◆ Short exercise ◆
State the number of lines with the string "dans" in them, and nothing else.

START Information shown

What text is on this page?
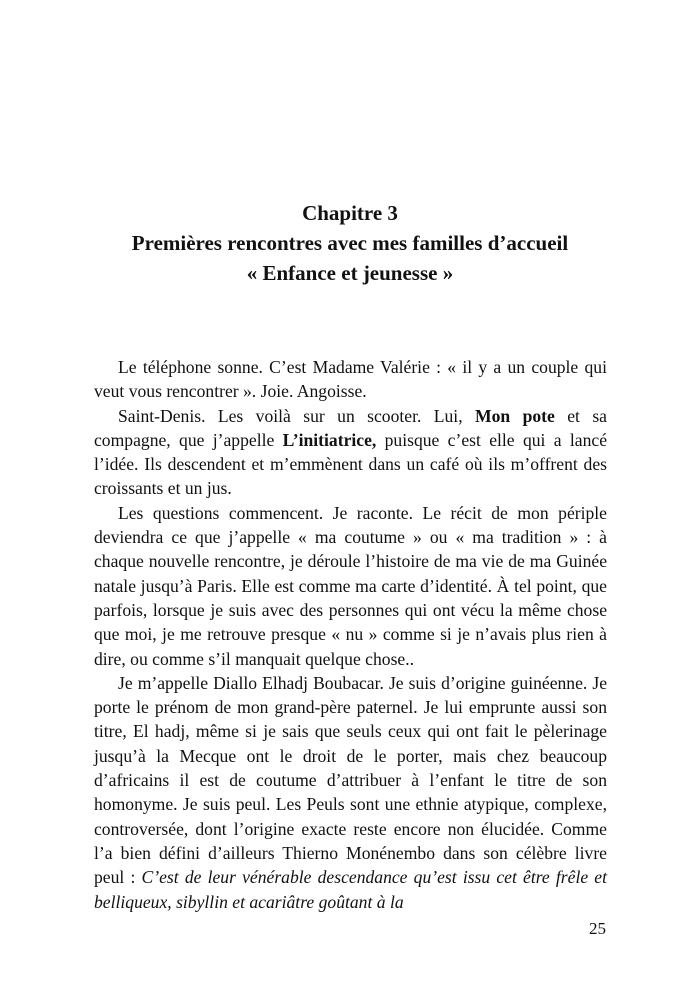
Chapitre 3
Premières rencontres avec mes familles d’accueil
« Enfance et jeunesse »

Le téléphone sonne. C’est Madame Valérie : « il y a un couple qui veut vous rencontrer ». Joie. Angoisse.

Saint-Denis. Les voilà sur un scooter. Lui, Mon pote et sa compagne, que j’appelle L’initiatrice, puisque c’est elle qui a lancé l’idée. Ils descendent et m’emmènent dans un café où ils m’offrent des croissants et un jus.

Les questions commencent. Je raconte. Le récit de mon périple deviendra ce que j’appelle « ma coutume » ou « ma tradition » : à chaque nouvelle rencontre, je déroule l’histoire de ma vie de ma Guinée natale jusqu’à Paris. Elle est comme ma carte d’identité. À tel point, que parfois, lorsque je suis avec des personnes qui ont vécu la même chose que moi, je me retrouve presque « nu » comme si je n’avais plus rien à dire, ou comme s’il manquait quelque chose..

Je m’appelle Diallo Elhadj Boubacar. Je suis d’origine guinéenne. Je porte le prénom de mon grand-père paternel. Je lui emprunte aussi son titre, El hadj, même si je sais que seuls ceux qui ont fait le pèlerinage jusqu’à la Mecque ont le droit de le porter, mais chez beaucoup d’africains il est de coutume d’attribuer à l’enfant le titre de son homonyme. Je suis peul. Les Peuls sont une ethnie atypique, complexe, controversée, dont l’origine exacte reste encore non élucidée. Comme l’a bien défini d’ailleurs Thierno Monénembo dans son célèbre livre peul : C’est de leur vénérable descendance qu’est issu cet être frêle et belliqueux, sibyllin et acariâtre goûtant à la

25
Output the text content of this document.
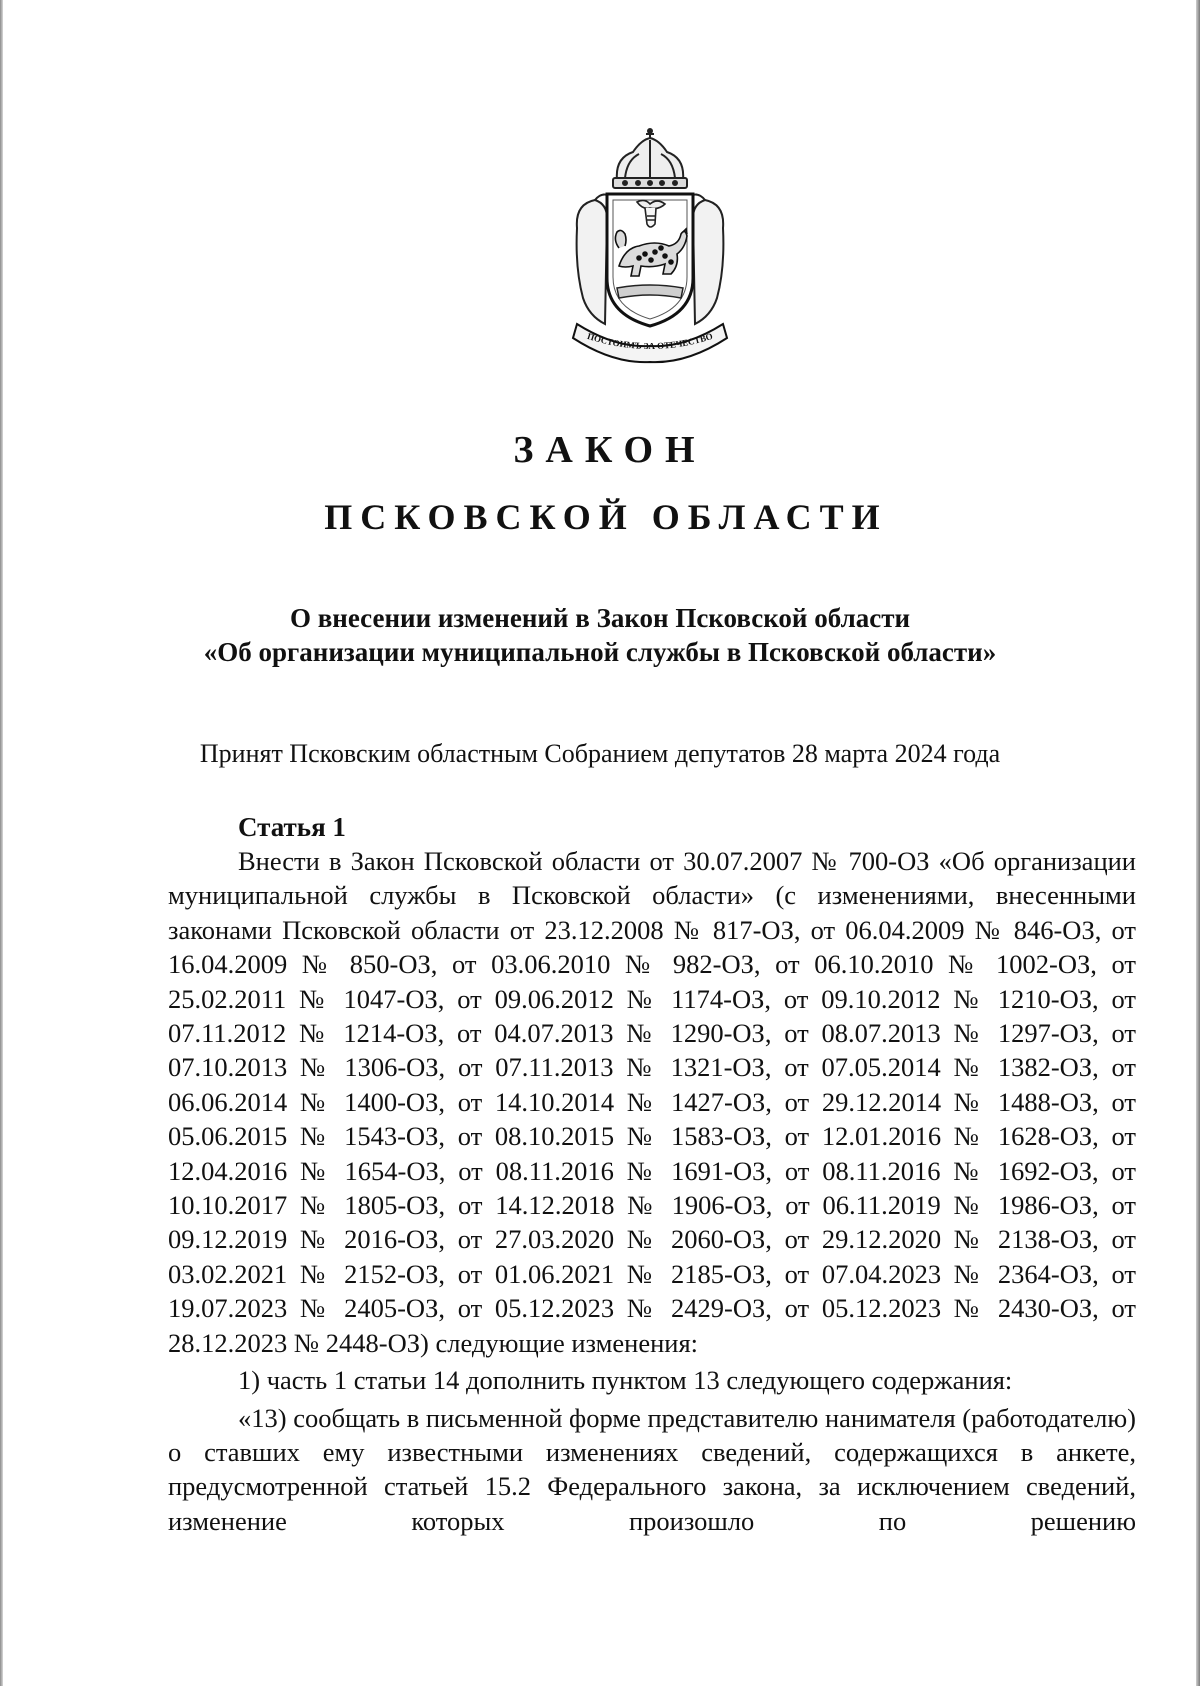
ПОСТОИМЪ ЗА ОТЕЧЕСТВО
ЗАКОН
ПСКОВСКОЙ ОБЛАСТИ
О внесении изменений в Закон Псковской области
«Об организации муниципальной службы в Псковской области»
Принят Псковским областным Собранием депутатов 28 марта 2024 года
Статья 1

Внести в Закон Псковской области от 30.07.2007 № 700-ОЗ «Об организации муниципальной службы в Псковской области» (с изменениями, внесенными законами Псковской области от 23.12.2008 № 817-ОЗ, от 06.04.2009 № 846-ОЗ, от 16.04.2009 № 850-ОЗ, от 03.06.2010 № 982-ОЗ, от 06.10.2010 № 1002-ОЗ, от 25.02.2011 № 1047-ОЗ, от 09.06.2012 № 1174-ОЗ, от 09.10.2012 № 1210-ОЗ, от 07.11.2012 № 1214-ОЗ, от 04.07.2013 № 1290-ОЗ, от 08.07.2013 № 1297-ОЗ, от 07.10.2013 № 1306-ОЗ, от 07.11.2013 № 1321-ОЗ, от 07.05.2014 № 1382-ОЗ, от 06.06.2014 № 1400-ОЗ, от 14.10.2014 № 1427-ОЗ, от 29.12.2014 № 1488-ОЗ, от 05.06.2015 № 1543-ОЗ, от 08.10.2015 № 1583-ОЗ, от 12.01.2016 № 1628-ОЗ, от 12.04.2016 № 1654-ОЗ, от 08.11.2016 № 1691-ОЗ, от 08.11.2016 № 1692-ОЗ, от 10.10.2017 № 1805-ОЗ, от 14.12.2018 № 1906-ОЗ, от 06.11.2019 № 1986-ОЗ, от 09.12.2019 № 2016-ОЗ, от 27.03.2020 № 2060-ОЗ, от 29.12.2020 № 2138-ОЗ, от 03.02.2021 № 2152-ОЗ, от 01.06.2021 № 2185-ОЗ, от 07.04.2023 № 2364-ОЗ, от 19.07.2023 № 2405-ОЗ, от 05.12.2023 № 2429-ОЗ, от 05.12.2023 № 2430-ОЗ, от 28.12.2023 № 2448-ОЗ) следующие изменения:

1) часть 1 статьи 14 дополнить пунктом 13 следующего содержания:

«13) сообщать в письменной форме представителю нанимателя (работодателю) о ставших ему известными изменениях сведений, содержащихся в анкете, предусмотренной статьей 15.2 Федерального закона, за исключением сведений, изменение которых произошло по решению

END Information shown

◆ Full solution ◆
2